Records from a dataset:
━━━
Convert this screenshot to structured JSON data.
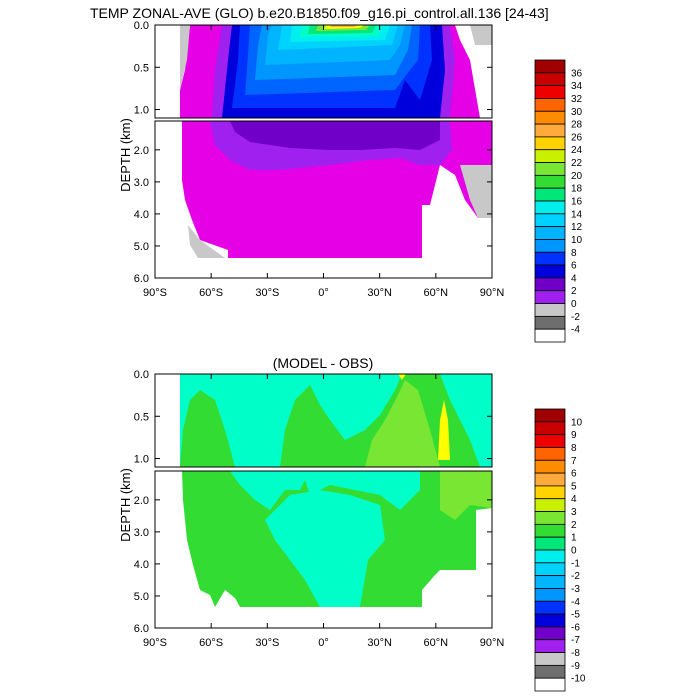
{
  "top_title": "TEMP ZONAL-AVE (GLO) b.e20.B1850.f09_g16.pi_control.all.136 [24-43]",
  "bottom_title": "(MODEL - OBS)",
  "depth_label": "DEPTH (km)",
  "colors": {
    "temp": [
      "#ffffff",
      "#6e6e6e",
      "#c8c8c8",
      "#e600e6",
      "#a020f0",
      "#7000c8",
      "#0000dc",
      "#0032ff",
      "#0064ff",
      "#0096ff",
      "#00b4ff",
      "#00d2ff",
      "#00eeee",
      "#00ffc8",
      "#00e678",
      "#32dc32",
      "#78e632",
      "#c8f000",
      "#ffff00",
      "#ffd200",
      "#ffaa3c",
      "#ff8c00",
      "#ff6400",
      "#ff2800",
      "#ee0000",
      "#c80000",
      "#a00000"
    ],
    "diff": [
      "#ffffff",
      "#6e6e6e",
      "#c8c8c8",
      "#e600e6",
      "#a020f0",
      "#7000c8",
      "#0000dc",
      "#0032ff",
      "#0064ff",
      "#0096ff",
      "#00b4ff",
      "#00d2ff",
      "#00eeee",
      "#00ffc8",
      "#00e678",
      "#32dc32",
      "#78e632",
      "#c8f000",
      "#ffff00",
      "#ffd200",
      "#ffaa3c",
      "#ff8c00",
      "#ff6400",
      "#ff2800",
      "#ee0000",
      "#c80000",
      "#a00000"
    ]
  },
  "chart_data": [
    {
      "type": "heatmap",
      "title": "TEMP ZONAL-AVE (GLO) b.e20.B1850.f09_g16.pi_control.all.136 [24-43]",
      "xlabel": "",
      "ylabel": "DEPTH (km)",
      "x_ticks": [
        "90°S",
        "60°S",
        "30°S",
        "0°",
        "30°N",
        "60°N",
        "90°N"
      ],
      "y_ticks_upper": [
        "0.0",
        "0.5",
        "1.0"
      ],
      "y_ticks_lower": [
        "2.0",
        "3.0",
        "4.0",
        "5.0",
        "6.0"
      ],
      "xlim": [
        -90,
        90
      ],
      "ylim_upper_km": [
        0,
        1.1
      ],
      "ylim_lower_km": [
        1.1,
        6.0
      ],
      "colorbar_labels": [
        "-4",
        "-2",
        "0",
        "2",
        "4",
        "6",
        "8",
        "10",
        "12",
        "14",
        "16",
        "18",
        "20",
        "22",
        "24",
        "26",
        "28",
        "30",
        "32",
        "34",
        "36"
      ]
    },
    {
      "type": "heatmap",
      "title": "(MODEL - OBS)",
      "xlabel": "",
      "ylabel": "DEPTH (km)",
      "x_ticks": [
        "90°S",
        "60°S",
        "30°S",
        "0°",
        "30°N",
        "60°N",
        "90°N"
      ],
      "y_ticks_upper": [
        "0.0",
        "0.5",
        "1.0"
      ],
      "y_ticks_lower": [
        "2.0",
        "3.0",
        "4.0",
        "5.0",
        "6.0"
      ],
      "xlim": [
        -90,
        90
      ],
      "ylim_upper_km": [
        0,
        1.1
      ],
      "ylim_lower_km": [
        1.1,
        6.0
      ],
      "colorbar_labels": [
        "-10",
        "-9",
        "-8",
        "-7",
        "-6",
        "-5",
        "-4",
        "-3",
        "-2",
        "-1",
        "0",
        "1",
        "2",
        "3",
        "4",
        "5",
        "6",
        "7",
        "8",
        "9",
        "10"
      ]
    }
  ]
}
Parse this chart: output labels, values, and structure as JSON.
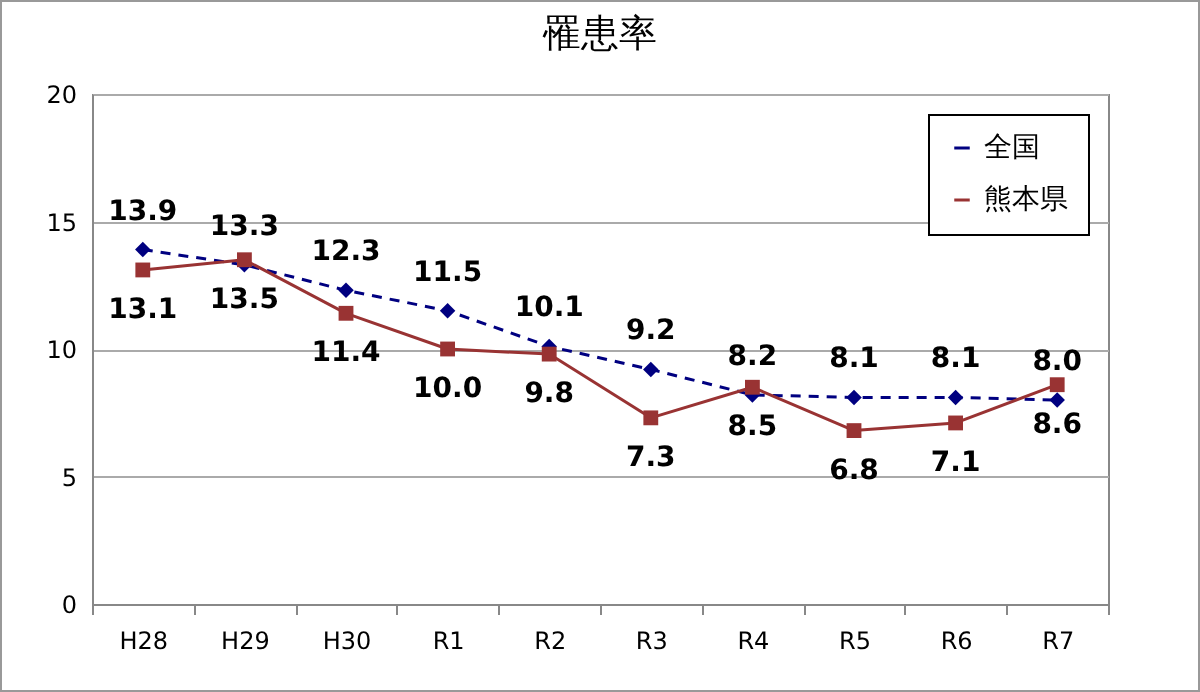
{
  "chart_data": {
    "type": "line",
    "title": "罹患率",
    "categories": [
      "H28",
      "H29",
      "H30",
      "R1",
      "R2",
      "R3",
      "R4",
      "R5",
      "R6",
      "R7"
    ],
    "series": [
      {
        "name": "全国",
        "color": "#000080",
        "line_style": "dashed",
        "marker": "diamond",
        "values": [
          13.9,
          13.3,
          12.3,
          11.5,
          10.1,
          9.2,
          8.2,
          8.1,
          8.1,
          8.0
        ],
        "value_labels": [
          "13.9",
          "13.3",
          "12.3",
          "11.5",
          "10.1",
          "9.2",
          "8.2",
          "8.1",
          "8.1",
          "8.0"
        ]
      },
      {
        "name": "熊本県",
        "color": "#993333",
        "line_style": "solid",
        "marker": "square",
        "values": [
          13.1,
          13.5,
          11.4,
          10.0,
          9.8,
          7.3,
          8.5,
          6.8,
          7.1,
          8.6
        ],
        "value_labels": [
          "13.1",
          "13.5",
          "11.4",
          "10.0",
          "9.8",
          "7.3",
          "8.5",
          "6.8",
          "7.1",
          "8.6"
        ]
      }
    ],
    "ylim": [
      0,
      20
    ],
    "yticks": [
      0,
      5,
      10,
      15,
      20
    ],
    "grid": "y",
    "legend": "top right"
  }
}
━━━
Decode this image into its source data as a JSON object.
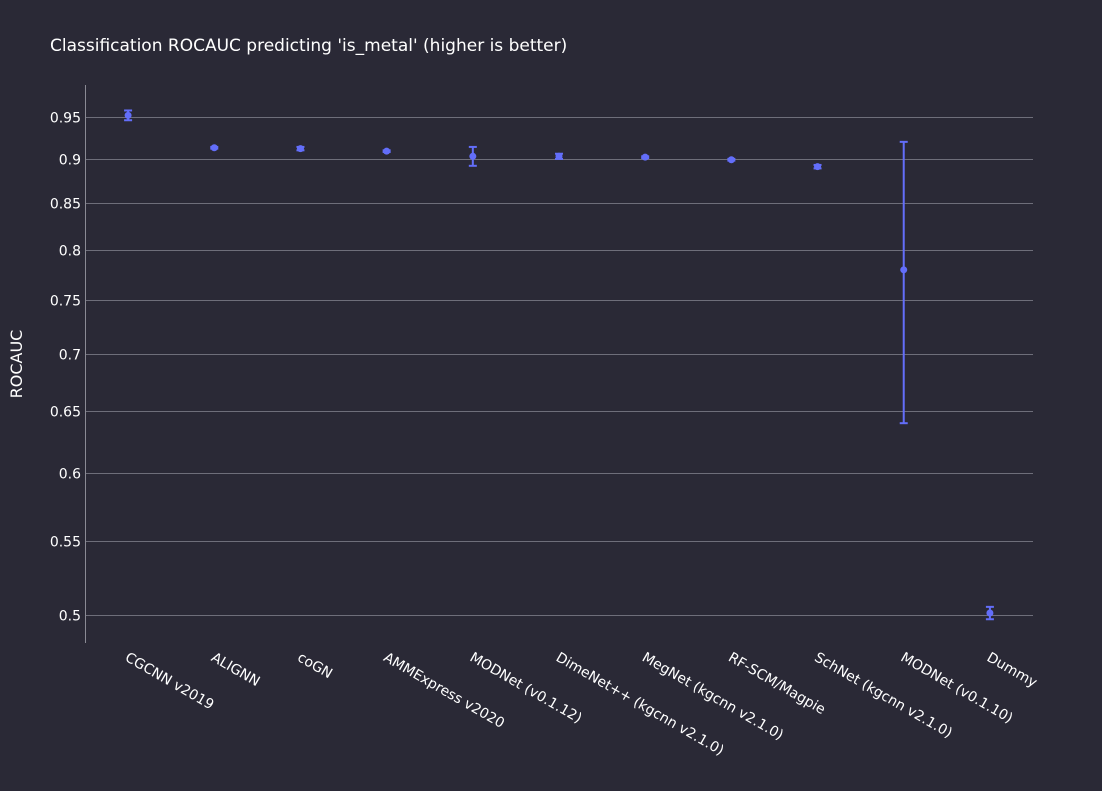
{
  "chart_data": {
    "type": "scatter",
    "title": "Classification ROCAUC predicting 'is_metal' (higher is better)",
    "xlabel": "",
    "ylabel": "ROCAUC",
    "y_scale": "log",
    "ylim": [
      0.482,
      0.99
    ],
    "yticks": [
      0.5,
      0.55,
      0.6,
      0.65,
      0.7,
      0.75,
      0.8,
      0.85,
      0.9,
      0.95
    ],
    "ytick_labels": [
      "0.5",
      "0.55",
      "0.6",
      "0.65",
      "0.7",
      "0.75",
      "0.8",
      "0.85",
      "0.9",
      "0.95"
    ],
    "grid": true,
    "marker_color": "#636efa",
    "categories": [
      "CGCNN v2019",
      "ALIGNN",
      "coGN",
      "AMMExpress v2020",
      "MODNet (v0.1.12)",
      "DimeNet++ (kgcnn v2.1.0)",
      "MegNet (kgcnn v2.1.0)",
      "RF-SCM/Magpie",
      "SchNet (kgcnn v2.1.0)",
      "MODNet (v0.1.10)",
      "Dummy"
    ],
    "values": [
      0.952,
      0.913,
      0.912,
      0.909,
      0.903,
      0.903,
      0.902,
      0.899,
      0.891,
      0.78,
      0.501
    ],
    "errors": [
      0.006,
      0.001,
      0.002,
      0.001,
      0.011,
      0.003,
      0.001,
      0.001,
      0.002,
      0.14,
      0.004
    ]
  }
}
━━━
Task instructions: Pull out every line of the records that includes the string "type".

The result:
      "type": "heatmap",
      "type": "heatmap",
    "type": "line",
    "type": "scatter",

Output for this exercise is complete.